**Exercise description:** Recast the entries starting at the line that contains "919, 360, 936]" and ending at the line that contains "919, 456, 936]" as a Markdown table with the columns No. and Line, one numbered row per line, leaving out blank lines.

====== Supplied data ======

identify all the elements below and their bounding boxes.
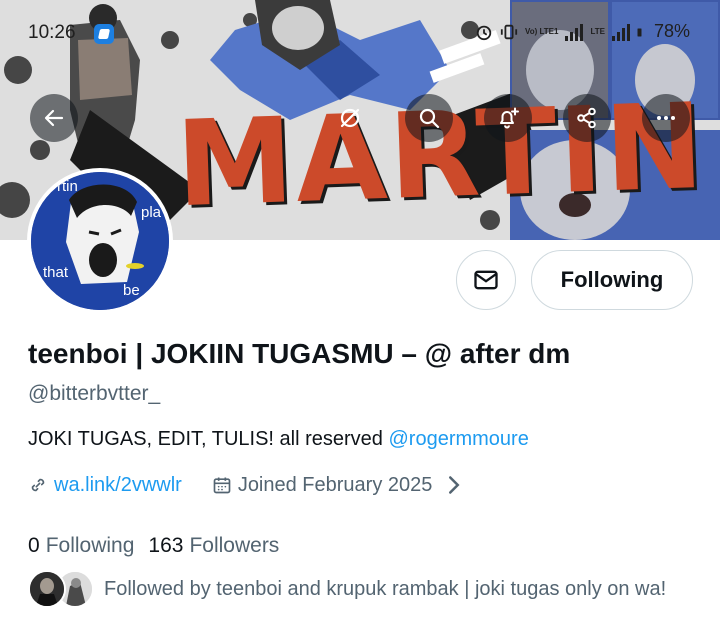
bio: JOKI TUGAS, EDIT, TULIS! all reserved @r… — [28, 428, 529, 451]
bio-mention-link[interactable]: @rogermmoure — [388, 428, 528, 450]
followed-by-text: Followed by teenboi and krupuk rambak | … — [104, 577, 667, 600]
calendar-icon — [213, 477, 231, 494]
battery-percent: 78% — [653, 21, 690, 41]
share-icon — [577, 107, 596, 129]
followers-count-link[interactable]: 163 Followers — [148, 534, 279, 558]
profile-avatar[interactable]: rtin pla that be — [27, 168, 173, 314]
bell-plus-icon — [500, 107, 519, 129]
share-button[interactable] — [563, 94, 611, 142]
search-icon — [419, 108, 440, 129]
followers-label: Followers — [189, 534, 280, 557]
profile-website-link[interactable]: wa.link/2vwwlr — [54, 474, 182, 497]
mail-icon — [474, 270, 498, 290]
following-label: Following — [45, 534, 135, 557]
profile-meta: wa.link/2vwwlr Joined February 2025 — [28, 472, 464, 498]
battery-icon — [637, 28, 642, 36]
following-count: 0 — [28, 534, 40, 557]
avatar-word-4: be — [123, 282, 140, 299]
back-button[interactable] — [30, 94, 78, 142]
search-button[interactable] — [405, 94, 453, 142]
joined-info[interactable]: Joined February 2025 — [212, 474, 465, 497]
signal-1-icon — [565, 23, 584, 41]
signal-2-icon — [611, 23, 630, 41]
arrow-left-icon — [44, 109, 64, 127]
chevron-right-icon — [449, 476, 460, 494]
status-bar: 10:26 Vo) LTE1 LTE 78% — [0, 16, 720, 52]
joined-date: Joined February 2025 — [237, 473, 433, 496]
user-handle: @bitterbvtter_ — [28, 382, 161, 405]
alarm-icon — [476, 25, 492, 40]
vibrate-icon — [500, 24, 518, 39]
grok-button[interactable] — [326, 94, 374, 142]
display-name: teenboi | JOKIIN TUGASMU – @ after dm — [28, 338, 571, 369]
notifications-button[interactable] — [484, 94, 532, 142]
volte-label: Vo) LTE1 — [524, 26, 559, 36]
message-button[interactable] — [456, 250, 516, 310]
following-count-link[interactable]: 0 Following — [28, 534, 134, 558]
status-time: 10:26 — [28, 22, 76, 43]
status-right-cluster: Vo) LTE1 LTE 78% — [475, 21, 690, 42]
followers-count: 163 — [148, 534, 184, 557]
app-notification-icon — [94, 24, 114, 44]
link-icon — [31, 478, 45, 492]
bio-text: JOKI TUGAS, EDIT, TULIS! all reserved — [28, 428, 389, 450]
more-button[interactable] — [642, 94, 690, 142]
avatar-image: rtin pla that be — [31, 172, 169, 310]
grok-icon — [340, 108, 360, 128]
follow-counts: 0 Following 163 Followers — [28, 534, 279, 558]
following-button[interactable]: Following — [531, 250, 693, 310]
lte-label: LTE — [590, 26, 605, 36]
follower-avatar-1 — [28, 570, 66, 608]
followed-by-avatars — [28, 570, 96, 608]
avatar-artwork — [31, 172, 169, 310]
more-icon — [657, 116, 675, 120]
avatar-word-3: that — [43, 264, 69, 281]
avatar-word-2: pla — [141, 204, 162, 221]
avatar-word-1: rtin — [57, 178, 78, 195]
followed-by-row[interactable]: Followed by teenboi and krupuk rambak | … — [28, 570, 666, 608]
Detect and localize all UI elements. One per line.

======
====== Supplied data ======

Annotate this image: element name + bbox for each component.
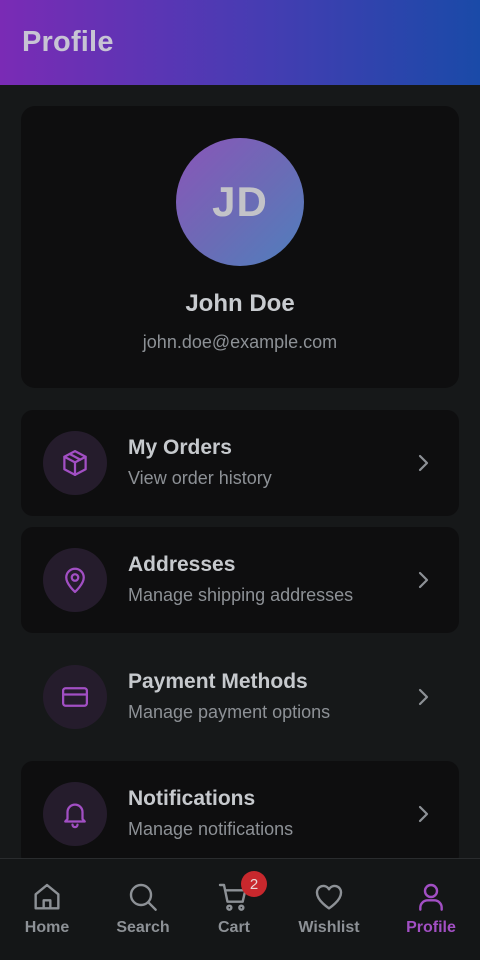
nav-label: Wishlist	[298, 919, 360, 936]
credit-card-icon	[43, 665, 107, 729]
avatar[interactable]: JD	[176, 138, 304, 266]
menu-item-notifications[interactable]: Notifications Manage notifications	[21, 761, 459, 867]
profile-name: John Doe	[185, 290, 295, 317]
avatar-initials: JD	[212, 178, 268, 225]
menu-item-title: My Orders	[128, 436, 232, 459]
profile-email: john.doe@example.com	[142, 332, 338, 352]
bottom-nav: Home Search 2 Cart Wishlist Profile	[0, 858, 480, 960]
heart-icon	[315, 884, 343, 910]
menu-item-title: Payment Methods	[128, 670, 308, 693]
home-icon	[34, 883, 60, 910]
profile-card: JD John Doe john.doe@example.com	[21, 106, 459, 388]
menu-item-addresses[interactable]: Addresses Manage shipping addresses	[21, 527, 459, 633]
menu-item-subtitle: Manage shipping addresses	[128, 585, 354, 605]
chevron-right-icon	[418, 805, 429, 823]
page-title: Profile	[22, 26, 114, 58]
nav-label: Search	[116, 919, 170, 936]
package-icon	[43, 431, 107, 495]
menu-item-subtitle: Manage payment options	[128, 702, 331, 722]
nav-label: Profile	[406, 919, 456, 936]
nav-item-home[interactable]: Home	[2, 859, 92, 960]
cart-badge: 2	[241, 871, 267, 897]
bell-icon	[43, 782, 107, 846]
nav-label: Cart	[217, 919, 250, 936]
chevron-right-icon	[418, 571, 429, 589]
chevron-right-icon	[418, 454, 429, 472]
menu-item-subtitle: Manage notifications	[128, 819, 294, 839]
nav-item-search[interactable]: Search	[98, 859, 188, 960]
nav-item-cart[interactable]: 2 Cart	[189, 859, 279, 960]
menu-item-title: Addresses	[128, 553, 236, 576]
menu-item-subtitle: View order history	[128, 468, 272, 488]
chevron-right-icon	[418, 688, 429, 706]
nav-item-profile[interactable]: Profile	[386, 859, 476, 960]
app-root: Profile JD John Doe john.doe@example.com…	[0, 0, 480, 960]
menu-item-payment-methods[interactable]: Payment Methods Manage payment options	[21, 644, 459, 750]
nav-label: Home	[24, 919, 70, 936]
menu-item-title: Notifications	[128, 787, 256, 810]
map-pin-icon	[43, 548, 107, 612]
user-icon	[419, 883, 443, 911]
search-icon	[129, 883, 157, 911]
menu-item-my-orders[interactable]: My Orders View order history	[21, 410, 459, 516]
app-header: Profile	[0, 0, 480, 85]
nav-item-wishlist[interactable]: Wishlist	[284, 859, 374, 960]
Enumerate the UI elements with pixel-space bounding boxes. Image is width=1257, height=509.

======

**Correct answer:**
| No. | Line |
|---|---|
| 1 | nav-label: Wishlist	[298, 919, 360, 936] |
| 2 | credit-card-icon	[43, 665, 107, 729] |
| 3 | avatar[interactable]: JD	[176, 138, 304, 266] |
| 4 | menu-item-notifications[interactable]: Notifications Manage notifications	[21, 761, 459, 867] |
| 5 | profile-name: John Doe	[185, 290, 295, 317] |
| 6 | avatar-initials: JD	[212, 178, 268, 225] |
| 7 | menu-item-title: My Orders	[128, 436, 232, 459] |
| 8 | profile-email: john.doe@example.com	[142, 332, 338, 352] |
| 9 | bottom-nav: Home Search 2 Cart Wishlist Profile	[0, 858, 480, 960] |
| 10 | heart-icon	[315, 884, 343, 910] |
| 11 | menu-item-title: Payment Methods	[128, 670, 308, 693] |
| 12 | home-icon	[34, 883, 60, 910] |
| 13 | profile-card: JD John Doe john.doe@example.com	[21, 106, 459, 388] |
| 14 | menu-item-addresses[interactable]: Addresses Manage shipping addresses	[21, 527, 459, 633] |
| 15 | menu-item-subtitle: Manage shipping addresses	[128, 585, 354, 605] |
| 16 | chevron-right-icon	[418, 805, 429, 823] |
| 17 | page-title: Profile	[22, 26, 114, 58] |
| 18 | nav-label: Search	[116, 919, 170, 936] |
| 19 | package-icon	[43, 431, 107, 495] |
| 20 | menu-item-subtitle: Manage payment options	[128, 702, 331, 722] |
| 21 | nav-label: Profile	[406, 919, 456, 936] |